• [Data entries for graphics]:
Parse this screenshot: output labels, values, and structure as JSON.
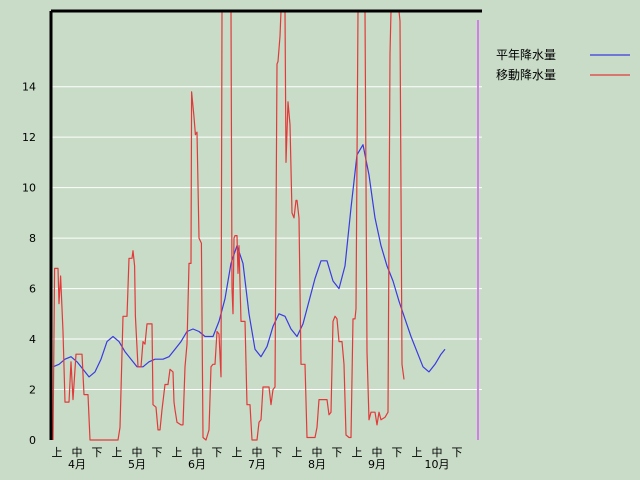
{
  "chart_data": {
    "type": "line",
    "title": "",
    "xlabel": "",
    "ylabel": "",
    "ylim": [
      0,
      17
    ],
    "y_ticks": [
      "0",
      "2",
      "4",
      "6",
      "8",
      "10",
      "12",
      "14"
    ],
    "x_range": [
      0,
      21
    ],
    "x_subticks": [
      "上",
      "中",
      "下",
      "上",
      "中",
      "下",
      "上",
      "中",
      "下",
      "上",
      "中",
      "下",
      "上",
      "中",
      "下",
      "上",
      "中",
      "下",
      "上",
      "中",
      "下"
    ],
    "x_months": [
      "4月",
      "5月",
      "6月",
      "7月",
      "8月",
      "9月",
      "10月"
    ],
    "grid": true,
    "legend_position": "top-right",
    "series": [
      {
        "name": "平年降水量",
        "color": "#3a3ae0",
        "points": [
          [
            0.0,
            2.9
          ],
          [
            0.3,
            3.0
          ],
          [
            0.6,
            3.2
          ],
          [
            0.9,
            3.3
          ],
          [
            1.2,
            3.1
          ],
          [
            1.5,
            2.8
          ],
          [
            1.8,
            2.5
          ],
          [
            2.1,
            2.7
          ],
          [
            2.4,
            3.2
          ],
          [
            2.7,
            3.9
          ],
          [
            3.0,
            4.1
          ],
          [
            3.3,
            3.9
          ],
          [
            3.6,
            3.5
          ],
          [
            3.9,
            3.2
          ],
          [
            4.2,
            2.9
          ],
          [
            4.5,
            2.9
          ],
          [
            4.8,
            3.1
          ],
          [
            5.1,
            3.2
          ],
          [
            5.5,
            3.2
          ],
          [
            5.8,
            3.3
          ],
          [
            6.1,
            3.6
          ],
          [
            6.4,
            3.9
          ],
          [
            6.7,
            4.3
          ],
          [
            7.0,
            4.4
          ],
          [
            7.3,
            4.3
          ],
          [
            7.6,
            4.1
          ],
          [
            8.0,
            4.1
          ],
          [
            8.3,
            4.7
          ],
          [
            8.6,
            5.6
          ],
          [
            8.9,
            7.0
          ],
          [
            9.2,
            7.7
          ],
          [
            9.5,
            7.0
          ],
          [
            9.8,
            5.0
          ],
          [
            10.1,
            3.6
          ],
          [
            10.4,
            3.3
          ],
          [
            10.7,
            3.7
          ],
          [
            11.0,
            4.5
          ],
          [
            11.3,
            5.0
          ],
          [
            11.6,
            4.9
          ],
          [
            11.9,
            4.4
          ],
          [
            12.2,
            4.1
          ],
          [
            12.5,
            4.6
          ],
          [
            12.8,
            5.5
          ],
          [
            13.1,
            6.4
          ],
          [
            13.4,
            7.1
          ],
          [
            13.7,
            7.1
          ],
          [
            14.0,
            6.3
          ],
          [
            14.3,
            6.0
          ],
          [
            14.6,
            6.9
          ],
          [
            14.9,
            9.2
          ],
          [
            15.2,
            11.3
          ],
          [
            15.5,
            11.7
          ],
          [
            15.8,
            10.5
          ],
          [
            16.1,
            8.8
          ],
          [
            16.4,
            7.7
          ],
          [
            16.7,
            6.9
          ],
          [
            17.0,
            6.3
          ],
          [
            17.3,
            5.5
          ],
          [
            17.6,
            4.8
          ],
          [
            17.9,
            4.1
          ],
          [
            18.2,
            3.5
          ],
          [
            18.5,
            2.9
          ],
          [
            18.8,
            2.7
          ],
          [
            19.1,
            3.0
          ],
          [
            19.4,
            3.4
          ],
          [
            19.6,
            3.6
          ]
        ]
      },
      {
        "name": "移動降水量",
        "color": "#e23a3a",
        "points": [
          [
            0.0,
            0.0
          ],
          [
            0.08,
            6.8
          ],
          [
            0.25,
            6.8
          ],
          [
            0.3,
            5.4
          ],
          [
            0.38,
            6.5
          ],
          [
            0.5,
            4.3
          ],
          [
            0.6,
            1.5
          ],
          [
            0.8,
            1.5
          ],
          [
            0.9,
            3.1
          ],
          [
            1.0,
            1.6
          ],
          [
            1.15,
            3.4
          ],
          [
            1.45,
            3.4
          ],
          [
            1.55,
            1.8
          ],
          [
            1.75,
            1.8
          ],
          [
            1.85,
            0.0
          ],
          [
            2.3,
            0.0
          ],
          [
            2.8,
            0.0
          ],
          [
            3.0,
            0.0
          ],
          [
            3.25,
            0.0
          ],
          [
            3.35,
            0.5
          ],
          [
            3.5,
            4.9
          ],
          [
            3.7,
            4.9
          ],
          [
            3.8,
            7.2
          ],
          [
            3.95,
            7.2
          ],
          [
            4.0,
            7.5
          ],
          [
            4.08,
            6.9
          ],
          [
            4.12,
            4.9
          ],
          [
            4.25,
            2.9
          ],
          [
            4.4,
            2.9
          ],
          [
            4.5,
            3.9
          ],
          [
            4.6,
            3.8
          ],
          [
            4.7,
            4.6
          ],
          [
            4.95,
            4.6
          ],
          [
            5.0,
            1.4
          ],
          [
            5.15,
            1.3
          ],
          [
            5.25,
            0.4
          ],
          [
            5.35,
            0.4
          ],
          [
            5.45,
            1.2
          ],
          [
            5.6,
            2.2
          ],
          [
            5.75,
            2.2
          ],
          [
            5.85,
            2.8
          ],
          [
            6.0,
            2.7
          ],
          [
            6.05,
            1.5
          ],
          [
            6.1,
            1.2
          ],
          [
            6.2,
            0.7
          ],
          [
            6.4,
            0.6
          ],
          [
            6.5,
            0.6
          ],
          [
            6.6,
            2.9
          ],
          [
            6.7,
            3.8
          ],
          [
            6.8,
            7.0
          ],
          [
            6.9,
            7.0
          ],
          [
            6.93,
            13.8
          ],
          [
            7.05,
            12.8
          ],
          [
            7.12,
            12.1
          ],
          [
            7.2,
            12.2
          ],
          [
            7.3,
            8.0
          ],
          [
            7.42,
            7.8
          ],
          [
            7.5,
            0.1
          ],
          [
            7.65,
            0.0
          ],
          [
            7.8,
            0.4
          ],
          [
            7.9,
            2.9
          ],
          [
            8.0,
            3.0
          ],
          [
            8.1,
            3.0
          ],
          [
            8.2,
            4.3
          ],
          [
            8.3,
            4.2
          ],
          [
            8.4,
            2.5
          ],
          [
            8.45,
            17.2
          ],
          [
            8.55,
            17.2
          ],
          [
            8.65,
            17.2
          ],
          [
            8.9,
            17.2
          ],
          [
            8.95,
            6.0
          ],
          [
            9.0,
            5.0
          ],
          [
            9.05,
            8.0
          ],
          [
            9.1,
            8.1
          ],
          [
            9.2,
            8.1
          ],
          [
            9.25,
            6.6
          ],
          [
            9.3,
            7.7
          ],
          [
            9.4,
            4.7
          ],
          [
            9.6,
            4.7
          ],
          [
            9.7,
            1.4
          ],
          [
            9.85,
            1.4
          ],
          [
            9.95,
            0.0
          ],
          [
            10.2,
            0.0
          ],
          [
            10.3,
            0.7
          ],
          [
            10.4,
            0.8
          ],
          [
            10.5,
            2.1
          ],
          [
            10.8,
            2.1
          ],
          [
            10.9,
            1.4
          ],
          [
            11.0,
            2.0
          ],
          [
            11.1,
            2.1
          ],
          [
            11.2,
            14.9
          ],
          [
            11.25,
            15.0
          ],
          [
            11.35,
            16.0
          ],
          [
            11.4,
            17.2
          ],
          [
            11.6,
            17.2
          ],
          [
            11.65,
            11.0
          ],
          [
            11.75,
            13.4
          ],
          [
            11.85,
            12.5
          ],
          [
            11.95,
            9.0
          ],
          [
            12.05,
            8.8
          ],
          [
            12.15,
            9.5
          ],
          [
            12.2,
            9.5
          ],
          [
            12.3,
            8.8
          ],
          [
            12.4,
            3.0
          ],
          [
            12.6,
            3.0
          ],
          [
            12.7,
            0.1
          ],
          [
            13.1,
            0.1
          ],
          [
            13.2,
            0.5
          ],
          [
            13.3,
            1.6
          ],
          [
            13.5,
            1.6
          ],
          [
            13.7,
            1.6
          ],
          [
            13.8,
            1.0
          ],
          [
            13.9,
            1.1
          ],
          [
            14.0,
            4.7
          ],
          [
            14.1,
            4.9
          ],
          [
            14.2,
            4.8
          ],
          [
            14.3,
            3.9
          ],
          [
            14.45,
            3.9
          ],
          [
            14.55,
            3.0
          ],
          [
            14.65,
            0.2
          ],
          [
            14.8,
            0.1
          ],
          [
            14.9,
            0.1
          ],
          [
            15.0,
            4.8
          ],
          [
            15.1,
            4.8
          ],
          [
            15.15,
            5.2
          ],
          [
            15.25,
            17.2
          ],
          [
            15.4,
            17.2
          ],
          [
            15.45,
            17.0
          ],
          [
            15.5,
            17.2
          ],
          [
            15.6,
            17.2
          ],
          [
            15.7,
            3.5
          ],
          [
            15.8,
            0.8
          ],
          [
            15.9,
            1.1
          ],
          [
            16.0,
            1.1
          ],
          [
            16.1,
            1.1
          ],
          [
            16.2,
            0.6
          ],
          [
            16.3,
            1.1
          ],
          [
            16.4,
            0.8
          ],
          [
            16.6,
            0.9
          ],
          [
            16.75,
            1.1
          ],
          [
            16.85,
            15.3
          ],
          [
            16.9,
            17.2
          ],
          [
            17.0,
            17.2
          ],
          [
            17.05,
            17.0
          ],
          [
            17.1,
            17.2
          ],
          [
            17.3,
            17.2
          ],
          [
            17.35,
            16.6
          ],
          [
            17.45,
            3.0
          ],
          [
            17.55,
            2.4
          ]
        ]
      }
    ]
  }
}
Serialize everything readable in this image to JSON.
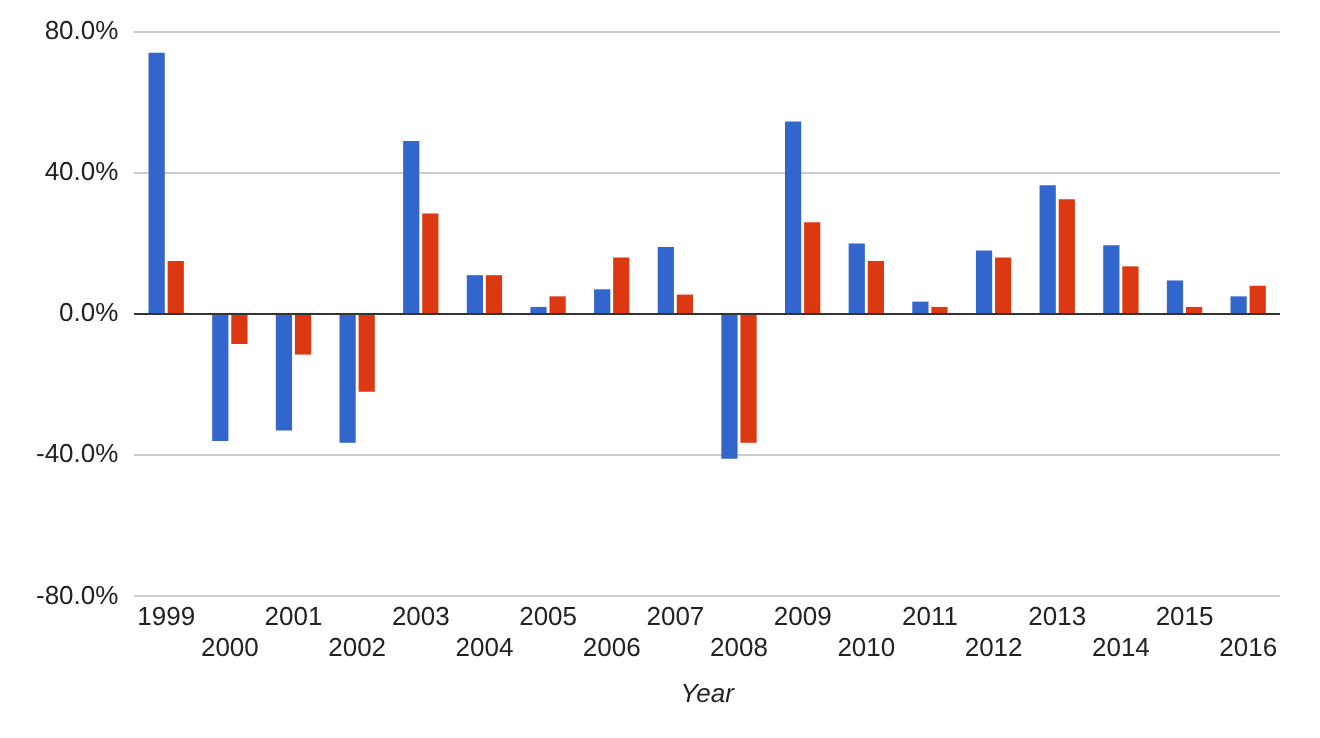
{
  "chart_data": {
    "type": "bar",
    "xlabel": "Year",
    "categories": [
      "1999",
      "2000",
      "2001",
      "2002",
      "2003",
      "2004",
      "2005",
      "2006",
      "2007",
      "2008",
      "2009",
      "2010",
      "2011",
      "2012",
      "2013",
      "2014",
      "2015",
      "2016"
    ],
    "series": [
      {
        "color": "#3366cc",
        "values": [
          74,
          -36,
          -33,
          -36.5,
          49,
          11,
          2,
          7,
          19,
          -41,
          54.5,
          20,
          3.5,
          18,
          36.5,
          19.5,
          9.5,
          5
        ]
      },
      {
        "color": "#dc3912",
        "values": [
          15,
          -8.5,
          -11.5,
          -22,
          28.5,
          11,
          5,
          16,
          5.5,
          -36.5,
          26,
          15,
          2,
          16,
          32.5,
          13.5,
          2,
          8
        ]
      }
    ],
    "ylim": [
      -80,
      80
    ],
    "yticks": [
      {
        "value": -80,
        "label": "-80.0%"
      },
      {
        "value": -40,
        "label": "-40.0%"
      },
      {
        "value": 0,
        "label": "0.0%"
      },
      {
        "value": 40,
        "label": "40.0%"
      },
      {
        "value": 80,
        "label": "80.0%"
      }
    ],
    "grid": "y",
    "legend": false
  }
}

• [DIRECTIONS]: Establish how many lines of the material above hold the word "JSON". Nothing but the count should be returned.

• [TASK RESULT]: 2